■ **Prompt**:
Copy each line that contains the string "slogan".

■ **Provided data**:
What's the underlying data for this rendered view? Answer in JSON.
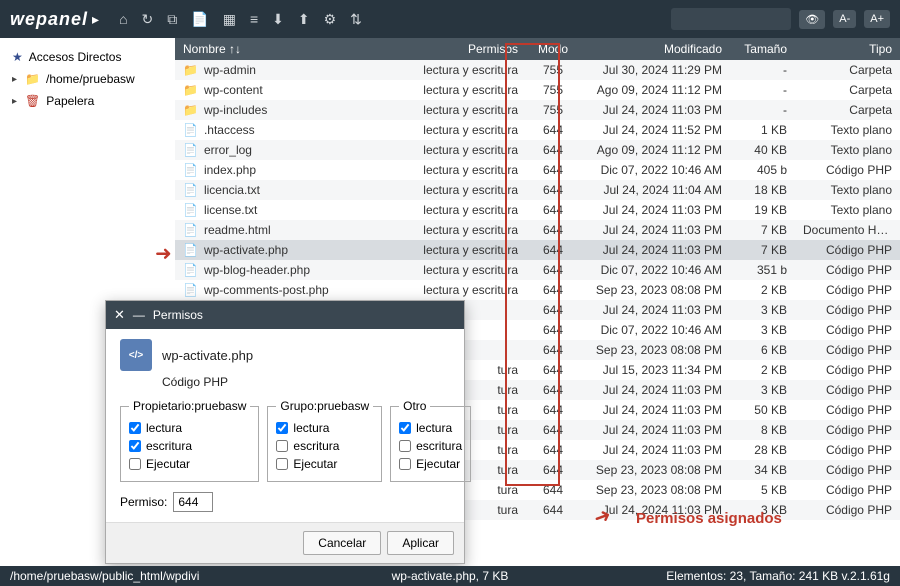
{
  "logo": "wepanel",
  "toolbar_icons": [
    "home",
    "reload",
    "new-window",
    "file",
    "grid",
    "list",
    "download",
    "upload",
    "settings",
    "filter"
  ],
  "header_buttons": {
    "eye": "👁",
    "a_minus": "A-",
    "a_plus": "A+"
  },
  "sidebar": {
    "items": [
      {
        "icon": "star",
        "label": "Accesos Directos"
      },
      {
        "icon": "folder",
        "label": "/home/pruebasw"
      },
      {
        "icon": "trash",
        "label": "Papelera"
      }
    ]
  },
  "columns": {
    "name": "Nombre",
    "perm": "Permisos",
    "mode": "Modo",
    "mod": "Modificado",
    "size": "Tamaño",
    "type": "Tipo"
  },
  "files": [
    {
      "icon": "folder",
      "name": "wp-admin",
      "perm": "lectura y escritura",
      "mode": "755",
      "mod": "Jul 30, 2024 11:29 PM",
      "size": "-",
      "type": "Carpeta"
    },
    {
      "icon": "folder",
      "name": "wp-content",
      "perm": "lectura y escritura",
      "mode": "755",
      "mod": "Ago 09, 2024 11:12 PM",
      "size": "-",
      "type": "Carpeta"
    },
    {
      "icon": "folder",
      "name": "wp-includes",
      "perm": "lectura y escritura",
      "mode": "755",
      "mod": "Jul 24, 2024 11:03 PM",
      "size": "-",
      "type": "Carpeta"
    },
    {
      "icon": "file",
      "name": ".htaccess",
      "perm": "lectura y escritura",
      "mode": "644",
      "mod": "Jul 24, 2024 11:52 PM",
      "size": "1 KB",
      "type": "Texto plano"
    },
    {
      "icon": "file",
      "name": "error_log",
      "perm": "lectura y escritura",
      "mode": "644",
      "mod": "Ago 09, 2024 11:12 PM",
      "size": "40 KB",
      "type": "Texto plano"
    },
    {
      "icon": "php",
      "name": "index.php",
      "perm": "lectura y escritura",
      "mode": "644",
      "mod": "Dic 07, 2022 10:46 AM",
      "size": "405 b",
      "type": "Código PHP"
    },
    {
      "icon": "file",
      "name": "licencia.txt",
      "perm": "lectura y escritura",
      "mode": "644",
      "mod": "Jul 24, 2024 11:04 AM",
      "size": "18 KB",
      "type": "Texto plano"
    },
    {
      "icon": "file",
      "name": "license.txt",
      "perm": "lectura y escritura",
      "mode": "644",
      "mod": "Jul 24, 2024 11:03 PM",
      "size": "19 KB",
      "type": "Texto plano"
    },
    {
      "icon": "file",
      "name": "readme.html",
      "perm": "lectura y escritura",
      "mode": "644",
      "mod": "Jul 24, 2024 11:03 PM",
      "size": "7 KB",
      "type": "Documento HTML"
    },
    {
      "icon": "php",
      "name": "wp-activate.php",
      "perm": "lectura y escritura",
      "mode": "644",
      "mod": "Jul 24, 2024 11:03 PM",
      "size": "7 KB",
      "type": "Código PHP",
      "selected": true
    },
    {
      "icon": "php",
      "name": "wp-blog-header.php",
      "perm": "lectura y escritura",
      "mode": "644",
      "mod": "Dic 07, 2022 10:46 AM",
      "size": "351 b",
      "type": "Código PHP"
    },
    {
      "icon": "php",
      "name": "wp-comments-post.php",
      "perm": "lectura y escritura",
      "mode": "644",
      "mod": "Sep 23, 2023 08:08 PM",
      "size": "2 KB",
      "type": "Código PHP"
    },
    {
      "icon": "php",
      "name": "",
      "perm": "",
      "mode": "644",
      "mod": "Jul 24, 2024 11:03 PM",
      "size": "3 KB",
      "type": "Código PHP"
    },
    {
      "icon": "php",
      "name": "",
      "perm": "",
      "mode": "644",
      "mod": "Dic 07, 2022 10:46 AM",
      "size": "3 KB",
      "type": "Código PHP"
    },
    {
      "icon": "php",
      "name": "",
      "perm": "",
      "mode": "644",
      "mod": "Sep 23, 2023 08:08 PM",
      "size": "6 KB",
      "type": "Código PHP"
    },
    {
      "icon": "php",
      "name": "",
      "perm": "tura",
      "mode": "644",
      "mod": "Jul 15, 2023 11:34 PM",
      "size": "2 KB",
      "type": "Código PHP"
    },
    {
      "icon": "php",
      "name": "",
      "perm": "tura",
      "mode": "644",
      "mod": "Jul 24, 2024 11:03 PM",
      "size": "3 KB",
      "type": "Código PHP"
    },
    {
      "icon": "php",
      "name": "",
      "perm": "tura",
      "mode": "644",
      "mod": "Jul 24, 2024 11:03 PM",
      "size": "50 KB",
      "type": "Código PHP"
    },
    {
      "icon": "php",
      "name": "",
      "perm": "tura",
      "mode": "644",
      "mod": "Jul 24, 2024 11:03 PM",
      "size": "8 KB",
      "type": "Código PHP"
    },
    {
      "icon": "php",
      "name": "",
      "perm": "tura",
      "mode": "644",
      "mod": "Jul 24, 2024 11:03 PM",
      "size": "28 KB",
      "type": "Código PHP"
    },
    {
      "icon": "php",
      "name": "",
      "perm": "tura",
      "mode": "644",
      "mod": "Sep 23, 2023 08:08 PM",
      "size": "34 KB",
      "type": "Código PHP"
    },
    {
      "icon": "php",
      "name": "",
      "perm": "tura",
      "mode": "644",
      "mod": "Sep 23, 2023 08:08 PM",
      "size": "5 KB",
      "type": "Código PHP"
    },
    {
      "icon": "php",
      "name": "",
      "perm": "tura",
      "mode": "644",
      "mod": "Jul 24, 2024 11:03 PM",
      "size": "3 KB",
      "type": "Código PHP"
    }
  ],
  "dialog": {
    "title": "Permisos",
    "filename": "wp-activate.php",
    "filetype": "Código PHP",
    "groups": [
      {
        "legend": "Propietario:pruebasw",
        "read": true,
        "write": true,
        "exec": false
      },
      {
        "legend": "Grupo:pruebasw",
        "read": true,
        "write": false,
        "exec": false
      },
      {
        "legend": "Otro",
        "read": true,
        "write": false,
        "exec": false
      }
    ],
    "labels": {
      "read": "lectura",
      "write": "escritura",
      "exec": "Ejecutar",
      "perm": "Permiso:"
    },
    "perm_value": "644",
    "buttons": {
      "cancel": "Cancelar",
      "apply": "Aplicar"
    }
  },
  "annotation": "Permisos asignados",
  "footer": {
    "path": "/home/pruebasw/public_html/wpdivi",
    "mid": "wp-activate.php, 7 KB",
    "right": "Elementos: 23, Tamaño: 241 KB v.2.1.61g"
  }
}
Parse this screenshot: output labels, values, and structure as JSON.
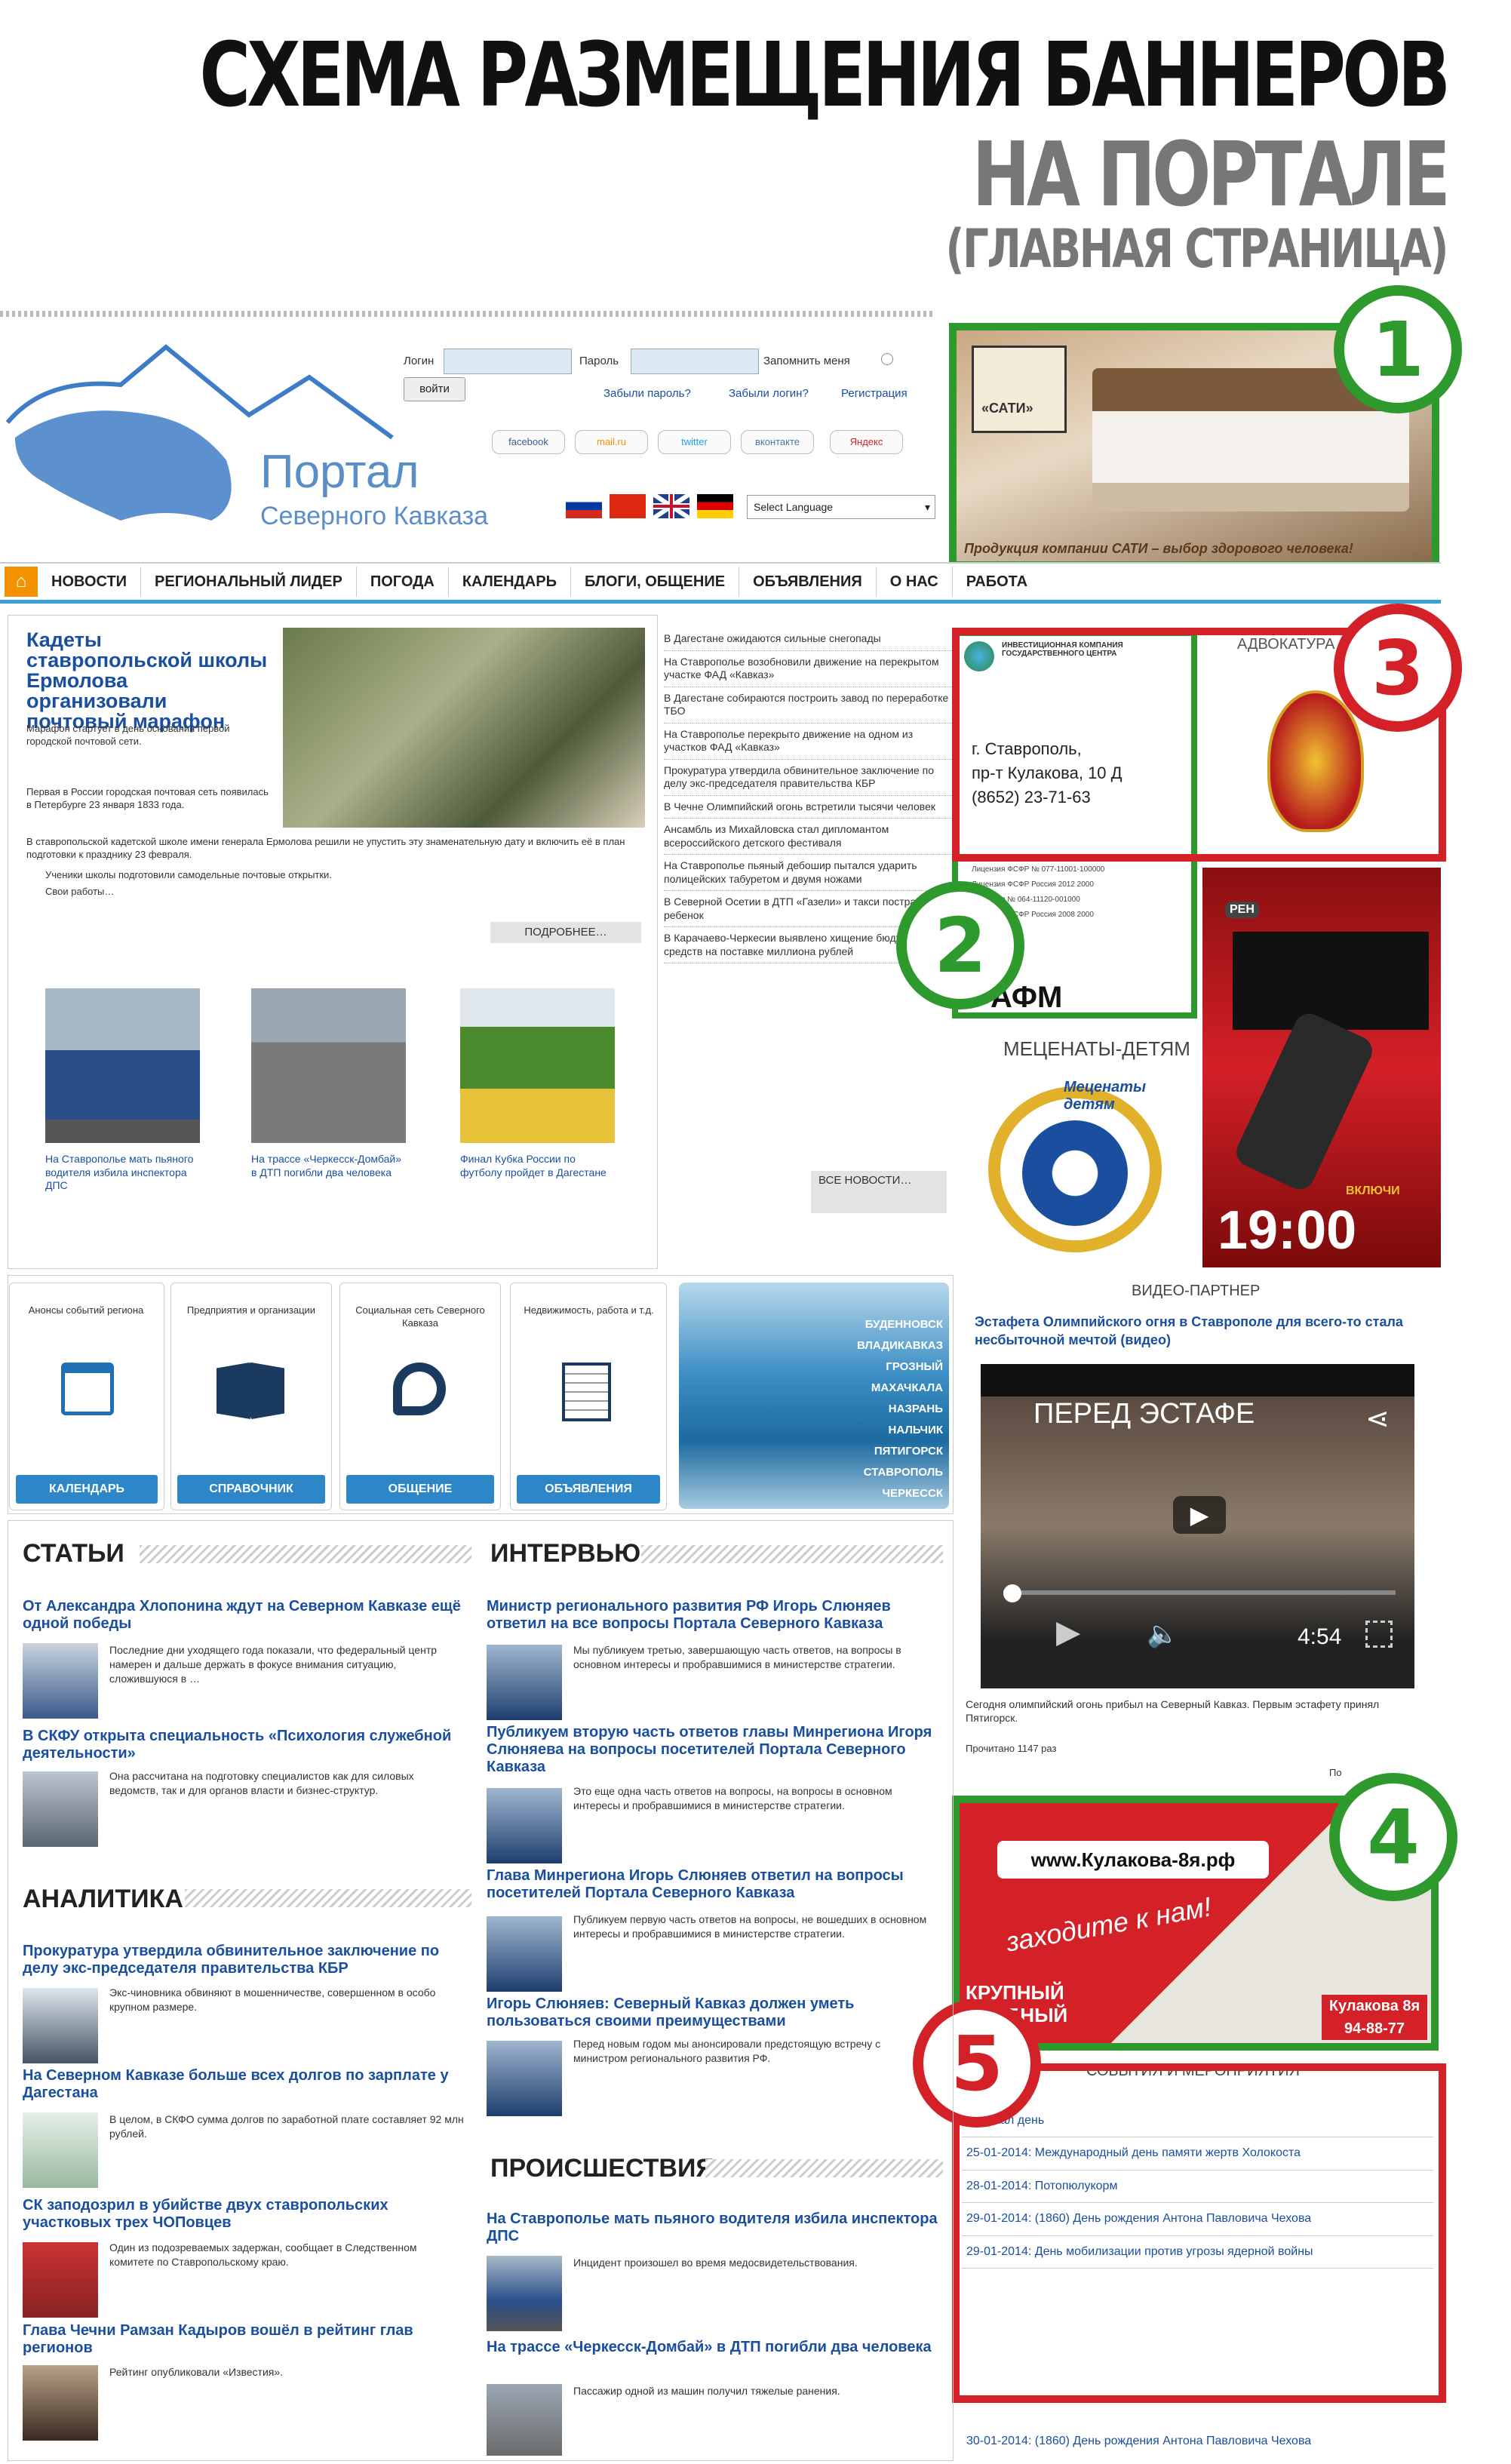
{
  "heading": {
    "line1": "СХЕМА РАЗМЕЩЕНИЯ БАННЕРОВ",
    "line2": "НА ПОРТАЛЕ",
    "line3": "(ГЛАВНАЯ СТРАНИЦА)"
  },
  "header": {
    "logo_title": "Портал",
    "logo_subtitle": "Северного Кавказа",
    "login_label": "Логин",
    "password_label": "Пароль",
    "remember_label": "Запомнить меня",
    "login_button": "войти",
    "links": [
      "Забыли пароль?",
      "Забыли логин?",
      "Регистрация"
    ],
    "social": [
      "facebook",
      "mail.ru",
      "twitter",
      "вконтакте",
      "Яндекс"
    ],
    "language_select": "Select Language"
  },
  "nav": {
    "items": [
      "НОВОСТИ",
      "РЕГИОНАЛЬНЫЙ ЛИДЕР",
      "ПОГОДА",
      "КАЛЕНДАРЬ",
      "БЛОГИ, ОБЩЕНИЕ",
      "ОБЪЯВЛЕНИЯ",
      "О НАС",
      "РАБОТА"
    ]
  },
  "main_story": {
    "title": "Кадеты ставропольской школы Ермолова организовали почтовый марафон",
    "lead": "Марафон стартует в день основания первой городской почтовой сети.",
    "p1": "Первая в России городская почтовая сеть появилась в Петербурге 23 января 1833 года.",
    "p2": "В ставропольской кадетской школе имени генерала Ермолова решили не упустить эту знаменательную дату и включить её в план подготовки к празднику 23 февраля.",
    "p3": "Ученики школы подготовили самодельные почтовые открытки.",
    "p4": "Свои работы…",
    "more": "ПОДРОБНЕЕ…"
  },
  "photo_news": [
    "На Ставрополье мать пьяного водителя избила инспектора ДПС",
    "На трассе «Черкесск-Домбай» в ДТП погибли два человека",
    "Финал Кубка России по футболу пройдет в Дагестане"
  ],
  "news_list": [
    "В Дагестане ожидаются сильные снегопады",
    "На Ставрополье возобновили движение на перекрытом участке ФАД «Кавказ»",
    "В Дагестане собираются построить завод по переработке ТБО",
    "На Ставрополье перекрыто движение на одном из участков ФАД «Кавказ»",
    "Прокуратура утвердила обвинительное заключение по делу экс-председателя правительства КБР",
    "В Чечне Олимпийский огонь встретили тысячи человек",
    "Ансамбль из Михайловска стал дипломантом всероссийского детского фестиваля",
    "На Ставрополье пьяный дебошир пытался ударить полицейских табуретом и двумя ножами",
    "В Северной Осетии в ДТП «Газели» и такси пострадал ребенок",
    "В Карачаево-Черкесии выявлено хищение бюджетных средств на поставке миллиона рублей"
  ],
  "all_news": "ВСЕ НОВОСТИ…",
  "ad2": {
    "org": "ИНВЕСТИЦИОННАЯ КОМПАНИЯ ГОСУДАРСТВЕННОГО ЦЕНТРА",
    "city": "г. Ставрополь,",
    "address": "пр-т Кулакова, 10 Д",
    "phone": "(8652) 23-71-63",
    "brand": "АФМ",
    "lic1": "Лицензия ФСФР № 077-11001-100000",
    "lic2": "Лицензия ФСФР Россия 2012 2000",
    "lic3": "Лицензия № 064-11120-001000",
    "lic4": "Лицензия ФСФР Россия 2008 2000"
  },
  "ad3": {
    "caption": "АДВОКАТУРА"
  },
  "ad1": {
    "brand": "«САТИ»",
    "slogan": "Продукция компании САТИ – выбор здорового человека!"
  },
  "ad4": {
    "site": "www.Кулакова-8я.рф",
    "slogan": "заходите к нам!",
    "line1": "КРУПНЫЙ",
    "line2": "УДОБНЫЙ",
    "badge": "Кулакова 8я",
    "phone": "94-88-77"
  },
  "menaty": {
    "caption": "МЕЦЕНАТЫ-ДЕТЯМ",
    "ribbon": "Меценаты детям"
  },
  "tv": {
    "logo": "РЕН",
    "time": "19:00",
    "label": "ВКЛЮЧИ"
  },
  "tabs": [
    {
      "desc": "Анонсы событий региона",
      "btn": "КАЛЕНДАРЬ"
    },
    {
      "desc": "Предприятия и организации",
      "btn": "СПРАВОЧНИК"
    },
    {
      "desc": "Социальная сеть Северного Кавказа",
      "btn": "ОБЩЕНИЕ"
    },
    {
      "desc": "Недвижимость, работа и т.д.",
      "btn": "ОБЪЯВЛЕНИЯ"
    }
  ],
  "cities": [
    "БУДЕННОВСК",
    "ВЛАДИКАВКАЗ",
    "ГРОЗНЫЙ",
    "МАХАЧКАЛА",
    "НАЗРАНЬ",
    "НАЛЬЧИК",
    "ПЯТИГОРСК",
    "СТАВРОПОЛЬ",
    "ЧЕРКЕССК"
  ],
  "video": {
    "caption": "ВИДЕО-ПАРТНЕР",
    "title": "Эстафета Олимпийского огня в Ставрополе для всего-то стала несбыточной мечтой (видео)",
    "player_title": "ПЕРЕД ЭСТАФЕ",
    "duration": "4:54",
    "desc": "Сегодня олимпийский огонь прибыл на Северный Кавказ. Первым эстафету принял Пятигорск.",
    "views": "Прочитано 1147 раз",
    "more": "По"
  },
  "events": {
    "caption": "СОБЫТИЯ И МЕРОПРИЯТИЯ",
    "items": [
      ": Пасхал день",
      "25-01-2014: Международный день памяти жертв Холокоста",
      "28-01-2014: Потопюлукорм",
      "29-01-2014: (1860) День рождения Антона Павловича Чехова",
      "29-01-2014: День мобилизации против угрозы ядерной войны",
      "30-01-2014: (1860) День рождения Антона Павловича Чехова"
    ]
  },
  "sections": {
    "articles": "СТАТЬИ",
    "interview": "ИНТЕРВЬЮ",
    "analytics": "АНАЛИТИКА",
    "incidents": "ПРОИСШЕСТВИЯ"
  },
  "articles": [
    {
      "title": "От Александра Хлопонина ждут на Северном Кавказе ещё одной победы",
      "text": "Последние дни уходящего года показали, что федеральный центр намерен и дальше держать в фокусе внимания ситуацию, сложившуюся в …"
    },
    {
      "title": "В СКФУ открыта специальность «Психология служебной деятельности»",
      "text": "Она рассчитана на подготовку специалистов как для силовых ведомств, так и для органов власти и бизнес-структур."
    }
  ],
  "analytics": [
    {
      "title": "Прокуратура утвердила обвинительное заключение по делу экс-председателя правительства КБР",
      "text": "Экс-чиновника обвиняют в мошенничестве, совершенном в особо крупном размере."
    },
    {
      "title": "На Северном Кавказе больше всех долгов по зарплате у Дагестана",
      "text": "В целом, в СКФО сумма долгов по заработной плате составляет 92 млн рублей."
    },
    {
      "title": "СК заподозрил в убийстве двух ставропольских участковых трех ЧОПовцев",
      "text": "Один из подозреваемых задержан, сообщает в Следственном комитете по Ставропольскому краю."
    },
    {
      "title": "Глава Чечни Рамзан Кадыров вошёл в рейтинг глав регионов",
      "text": "Рейтинг опубликовали «Известия»."
    }
  ],
  "interviews": [
    {
      "title": "Министр регионального развития РФ Игорь Слюняев ответил на все вопросы Портала Северного Кавказа",
      "text": "Мы публикуем третью, завершающую часть ответов, на вопросы в основном интересы и пробравшимися в министерстве стратегии."
    },
    {
      "title": "Публикуем вторую часть ответов главы Минрегиона Игоря Слюняева на вопросы посетителей Портала Северного Кавказа",
      "text": "Это еще одна часть ответов на вопросы, на вопросы в основном интересы и пробравшимися в министерстве стратегии."
    },
    {
      "title": "Глава Минрегиона Игорь Слюняев ответил на вопросы посетителей Портала Северного Кавказа",
      "text": "Публикуем первую часть ответов на вопросы, не вошедших в основном интересы и пробравшимися в министерстве стратегии."
    },
    {
      "title": "Игорь Слюняев: Северный Кавказ должен уметь пользоваться своими преимуществами",
      "text": "Перед новым годом мы анонсировали предстоящую встречу с министром регионального развития РФ."
    }
  ],
  "incidents": [
    {
      "title": "На Ставрополье мать пьяного водителя избила инспектора ДПС",
      "text": "Инцидент произошел во время медосвидетельствования."
    },
    {
      "title": "На трассе «Черкесск-Домбай» в ДТП погибли два человека",
      "text": "Пассажир одной из машин получил тяжелые ранения."
    }
  ],
  "markers": [
    "1",
    "2",
    "3",
    "4",
    "5"
  ],
  "colors": {
    "green": "#2e9a2e",
    "red": "#d42027",
    "nav_accent": "#3aa0d8",
    "link": "#1a4fa0"
  }
}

■ **Written response**:
    "slogan": "Продукция компании САТИ – выбор здорового человека!"
    "slogan": "заходите к нам!",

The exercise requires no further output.